Data records:
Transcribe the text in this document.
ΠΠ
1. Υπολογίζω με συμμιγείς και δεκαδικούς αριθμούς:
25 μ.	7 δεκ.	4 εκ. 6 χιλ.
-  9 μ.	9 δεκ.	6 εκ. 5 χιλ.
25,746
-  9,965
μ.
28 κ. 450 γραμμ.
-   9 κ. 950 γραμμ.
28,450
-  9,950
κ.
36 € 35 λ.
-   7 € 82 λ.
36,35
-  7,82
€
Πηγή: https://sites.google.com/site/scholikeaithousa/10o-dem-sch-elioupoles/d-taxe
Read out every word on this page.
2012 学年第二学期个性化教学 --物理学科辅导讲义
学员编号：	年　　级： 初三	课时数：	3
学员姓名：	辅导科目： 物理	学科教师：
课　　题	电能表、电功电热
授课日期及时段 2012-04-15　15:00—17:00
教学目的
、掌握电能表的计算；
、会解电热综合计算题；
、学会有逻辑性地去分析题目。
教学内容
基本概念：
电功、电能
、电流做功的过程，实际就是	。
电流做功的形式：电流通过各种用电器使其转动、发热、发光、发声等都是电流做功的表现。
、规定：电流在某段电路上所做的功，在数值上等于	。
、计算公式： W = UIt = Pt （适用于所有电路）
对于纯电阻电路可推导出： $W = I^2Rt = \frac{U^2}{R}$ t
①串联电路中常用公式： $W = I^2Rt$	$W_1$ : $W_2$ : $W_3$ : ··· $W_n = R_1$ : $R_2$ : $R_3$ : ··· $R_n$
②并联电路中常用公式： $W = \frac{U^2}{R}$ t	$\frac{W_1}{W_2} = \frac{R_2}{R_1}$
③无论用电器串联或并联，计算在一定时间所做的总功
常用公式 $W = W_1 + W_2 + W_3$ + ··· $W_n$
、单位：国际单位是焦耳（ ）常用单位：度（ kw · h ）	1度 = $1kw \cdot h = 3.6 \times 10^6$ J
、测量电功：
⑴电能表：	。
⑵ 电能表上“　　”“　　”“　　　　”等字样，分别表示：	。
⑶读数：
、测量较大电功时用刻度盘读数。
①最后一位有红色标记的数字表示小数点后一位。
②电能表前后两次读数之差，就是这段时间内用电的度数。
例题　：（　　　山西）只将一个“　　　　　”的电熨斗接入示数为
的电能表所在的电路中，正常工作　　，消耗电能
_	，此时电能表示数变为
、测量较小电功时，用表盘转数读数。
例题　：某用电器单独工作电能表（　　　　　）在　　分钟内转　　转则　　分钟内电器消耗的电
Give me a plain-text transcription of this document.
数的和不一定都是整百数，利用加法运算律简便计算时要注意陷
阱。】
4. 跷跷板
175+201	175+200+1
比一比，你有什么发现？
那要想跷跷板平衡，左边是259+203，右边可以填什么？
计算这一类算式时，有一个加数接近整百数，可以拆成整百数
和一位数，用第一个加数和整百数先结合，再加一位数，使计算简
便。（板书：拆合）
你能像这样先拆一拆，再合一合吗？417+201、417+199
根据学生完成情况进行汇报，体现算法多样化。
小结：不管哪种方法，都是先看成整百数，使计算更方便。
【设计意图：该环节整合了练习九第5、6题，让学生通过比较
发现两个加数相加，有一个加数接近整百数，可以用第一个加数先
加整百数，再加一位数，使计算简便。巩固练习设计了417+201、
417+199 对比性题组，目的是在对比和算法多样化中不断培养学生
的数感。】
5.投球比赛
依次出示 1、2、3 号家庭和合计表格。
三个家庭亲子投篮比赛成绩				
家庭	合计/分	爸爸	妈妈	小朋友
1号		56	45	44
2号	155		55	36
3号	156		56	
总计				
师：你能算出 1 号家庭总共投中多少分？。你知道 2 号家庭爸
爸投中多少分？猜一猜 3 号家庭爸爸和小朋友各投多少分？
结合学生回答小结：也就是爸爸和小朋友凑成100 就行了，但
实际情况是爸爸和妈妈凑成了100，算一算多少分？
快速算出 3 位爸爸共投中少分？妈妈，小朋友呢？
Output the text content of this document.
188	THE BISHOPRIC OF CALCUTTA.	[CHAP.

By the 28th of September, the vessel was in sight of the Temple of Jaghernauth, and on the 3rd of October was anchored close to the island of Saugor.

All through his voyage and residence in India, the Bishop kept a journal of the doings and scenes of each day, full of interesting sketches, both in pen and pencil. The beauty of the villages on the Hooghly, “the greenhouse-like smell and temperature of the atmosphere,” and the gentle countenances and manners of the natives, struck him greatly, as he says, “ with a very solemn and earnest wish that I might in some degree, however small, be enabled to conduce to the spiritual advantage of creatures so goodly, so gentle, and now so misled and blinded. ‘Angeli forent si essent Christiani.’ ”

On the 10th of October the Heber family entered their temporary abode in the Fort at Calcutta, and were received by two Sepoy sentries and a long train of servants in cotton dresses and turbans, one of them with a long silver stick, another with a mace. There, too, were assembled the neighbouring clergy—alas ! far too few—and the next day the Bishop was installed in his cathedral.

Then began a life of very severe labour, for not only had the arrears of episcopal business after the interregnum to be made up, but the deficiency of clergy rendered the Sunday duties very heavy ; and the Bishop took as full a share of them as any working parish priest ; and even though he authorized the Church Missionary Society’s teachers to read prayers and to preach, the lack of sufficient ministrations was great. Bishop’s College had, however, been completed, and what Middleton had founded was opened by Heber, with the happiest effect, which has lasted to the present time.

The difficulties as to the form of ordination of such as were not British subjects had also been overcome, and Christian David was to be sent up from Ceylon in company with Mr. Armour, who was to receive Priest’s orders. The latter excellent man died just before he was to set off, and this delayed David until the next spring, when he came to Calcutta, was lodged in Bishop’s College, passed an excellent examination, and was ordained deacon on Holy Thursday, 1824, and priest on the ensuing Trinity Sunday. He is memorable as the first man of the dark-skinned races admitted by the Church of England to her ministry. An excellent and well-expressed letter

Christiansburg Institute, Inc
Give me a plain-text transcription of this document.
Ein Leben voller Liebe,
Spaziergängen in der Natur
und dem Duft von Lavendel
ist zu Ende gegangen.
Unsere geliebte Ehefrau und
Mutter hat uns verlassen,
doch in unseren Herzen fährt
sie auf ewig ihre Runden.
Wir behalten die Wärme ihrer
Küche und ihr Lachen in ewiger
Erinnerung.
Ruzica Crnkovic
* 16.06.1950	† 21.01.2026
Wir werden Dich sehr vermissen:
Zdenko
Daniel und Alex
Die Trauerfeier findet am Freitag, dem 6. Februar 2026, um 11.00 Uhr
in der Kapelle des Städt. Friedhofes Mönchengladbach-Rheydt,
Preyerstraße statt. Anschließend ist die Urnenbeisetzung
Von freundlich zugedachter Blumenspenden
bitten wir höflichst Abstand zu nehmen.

Your goal: Write down all the entries again without a single difference.

The response:
Transcribe the text in this document.
ΠΠ
1. Υπολογίζω με συμμιγείς και δεκαδικούς αριθμούς:
25 μ.	7 δεκ.	4 εκ. 6 χιλ.
-  9 μ.	9 δεκ.	6 εκ. 5 χιλ.
25,746
-  9,965
μ.
28 κ. 450 γραμμ.
-   9 κ. 950 γραμμ.
28,450
-  9,950
κ.
36 € 35 λ.
-   7 € 82 λ.
36,35
-  7,82
€
Πηγή: https://sites.google.com/site/scholikeaithousa/10o-dem-sch-elioupoles/d-taxe
Read out every word on this page.
2012 学年第二学期个性化教学 --物理学科辅导讲义
学员编号：	年　　级： 初三	课时数：	3
学员姓名：	辅导科目： 物理	学科教师：
课　　题	电能表、电功电热
授课日期及时段 2012-04-15　15:00—17:00
教学目的
、掌握电能表的计算；
、会解电热综合计算题；
、学会有逻辑性地去分析题目。
教学内容
基本概念：
电功、电能
、电流做功的过程，实际就是	。
电流做功的形式：电流通过各种用电器使其转动、发热、发光、发声等都是电流做功的表现。
、规定：电流在某段电路上所做的功，在数值上等于	。
、计算公式： W = UIt = Pt （适用于所有电路）
对于纯电阻电路可推导出： $W = I^2Rt = \frac{U^2}{R}$ t
①串联电路中常用公式： $W = I^2Rt$	$W_1$ : $W_2$ : $W_3$ : ··· $W_n = R_1$ : $R_2$ : $R_3$ : ··· $R_n$
②并联电路中常用公式： $W = \frac{U^2}{R}$ t	$\frac{W_1}{W_2} = \frac{R_2}{R_1}$
③无论用电器串联或并联，计算在一定时间所做的总功
常用公式 $W = W_1 + W_2 + W_3$ + ··· $W_n$
、单位：国际单位是焦耳（ ）常用单位：度（ kw · h ）	1度 = $1kw \cdot h = 3.6 \times 10^6$ J
、测量电功：
⑴电能表：	。
⑵ 电能表上“　　”“　　”“　　　　”等字样，分别表示：	。
⑶读数：
、测量较大电功时用刻度盘读数。
①最后一位有红色标记的数字表示小数点后一位。
②电能表前后两次读数之差，就是这段时间内用电的度数。
例题　：（　　　山西）只将一个“　　　　　”的电熨斗接入示数为
的电能表所在的电路中，正常工作　　，消耗电能
_	，此时电能表示数变为
、测量较小电功时，用表盘转数读数。
例题　：某用电器单独工作电能表（　　　　　）在　　分钟内转　　转则　　分钟内电器消耗的电
Give me a plain-text transcription of this document.
数的和不一定都是整百数，利用加法运算律简便计算时要注意陷
阱。】
4. 跷跷板
175+201	175+200+1
比一比，你有什么发现？
那要想跷跷板平衡，左边是259+203，右边可以填什么？
计算这一类算式时，有一个加数接近整百数，可以拆成整百数
和一位数，用第一个加数和整百数先结合，再加一位数，使计算简
便。（板书：拆合）
你能像这样先拆一拆，再合一合吗？417+201、417+199
根据学生完成情况进行汇报，体现算法多样化。
小结：不管哪种方法，都是先看成整百数，使计算更方便。
【设计意图：该环节整合了练习九第5、6题，让学生通过比较
发现两个加数相加，有一个加数接近整百数，可以用第一个加数先
加整百数，再加一位数，使计算简便。巩固练习设计了417+201、
417+199 对比性题组，目的是在对比和算法多样化中不断培养学生
的数感。】
5.投球比赛
依次出示 1、2、3 号家庭和合计表格。
三个家庭亲子投篮比赛成绩				
家庭	合计/分	爸爸	妈妈	小朋友
1号		56	45	44
2号	155		55	36
3号	156		56	
总计				
师：你能算出 1 号家庭总共投中多少分？。你知道 2 号家庭爸
爸投中多少分？猜一猜 3 号家庭爸爸和小朋友各投多少分？
结合学生回答小结：也就是爸爸和小朋友凑成100 就行了，但
实际情况是爸爸和妈妈凑成了100，算一算多少分？
快速算出 3 位爸爸共投中少分？妈妈，小朋友呢？
Output the text content of this document.
188	THE BISHOPRIC OF CALCUTTA.	[CHAP.

By the 28th of September, the vessel was in sight of the Temple of Jaghernauth, and on the 3rd of October was anchored close to the island of Saugor.

All through his voyage and residence in India, the Bishop kept a journal of the doings and scenes of each day, full of interesting sketches, both in pen and pencil. The beauty of the villages on the Hooghly, “the greenhouse-like smell and temperature of the atmosphere,” and the gentle countenances and manners of the natives, struck him greatly, as he says, “ with a very solemn and earnest wish that I might in some degree, however small, be enabled to conduce to the spiritual advantage of creatures so goodly, so gentle, and now so misled and blinded. ‘Angeli forent si essent Christiani.’ ”

On the 10th of October the Heber family entered their temporary abode in the Fort at Calcutta, and were received by two Sepoy sentries and a long train of servants in cotton dresses and turbans, one of them with a long silver stick, another with a mace. There, too, were assembled the neighbouring clergy—alas ! far too few—and the next day the Bishop was installed in his cathedral.

Then began a life of very severe labour, for not only had the arrears of episcopal business after the interregnum to be made up, but the deficiency of clergy rendered the Sunday duties very heavy ; and the Bishop took as full a share of them as any working parish priest ; and even though he authorized the Church Missionary Society’s teachers to read prayers and to preach, the lack of sufficient ministrations was great. Bishop’s College had, however, been completed, and what Middleton had founded was opened by Heber, with the happiest effect, which has lasted to the present time.

The difficulties as to the form of ordination of such as were not British subjects had also been overcome, and Christian David was to be sent up from Ceylon in company with Mr. Armour, who was to receive Priest’s orders. The latter excellent man died just before he was to set off, and this delayed David until the next spring, when he came to Calcutta, was lodged in Bishop’s College, passed an excellent examination, and was ordained deacon on Holy Thursday, 1824, and priest on the ensuing Trinity Sunday. He is memorable as the first man of the dark-skinned races admitted by the Church of England to her ministry. An excellent and well-expressed letter

Christiansburg Institute, Inc
Give me a plain-text transcription of this document.
Ein Leben voller Liebe,
Spaziergängen in der Natur
und dem Duft von Lavendel
ist zu Ende gegangen.
Unsere geliebte Ehefrau und
Mutter hat uns verlassen,
doch in unseren Herzen fährt
sie auf ewig ihre Runden.
Wir behalten die Wärme ihrer
Küche und ihr Lachen in ewiger
Erinnerung.
Ruzica Crnkovic
* 16.06.1950	† 21.01.2026
Wir werden Dich sehr vermissen:
Zdenko
Daniel und Alex
Die Trauerfeier findet am Freitag, dem 6. Februar 2026, um 11.00 Uhr
in der Kapelle des Städt. Friedhofes Mönchengladbach-Rheydt,
Preyerstraße statt. Anschließend ist die Urnenbeisetzung
Von freundlich zugedachter Blumenspenden
bitten wir höflichst Abstand zu nehmen.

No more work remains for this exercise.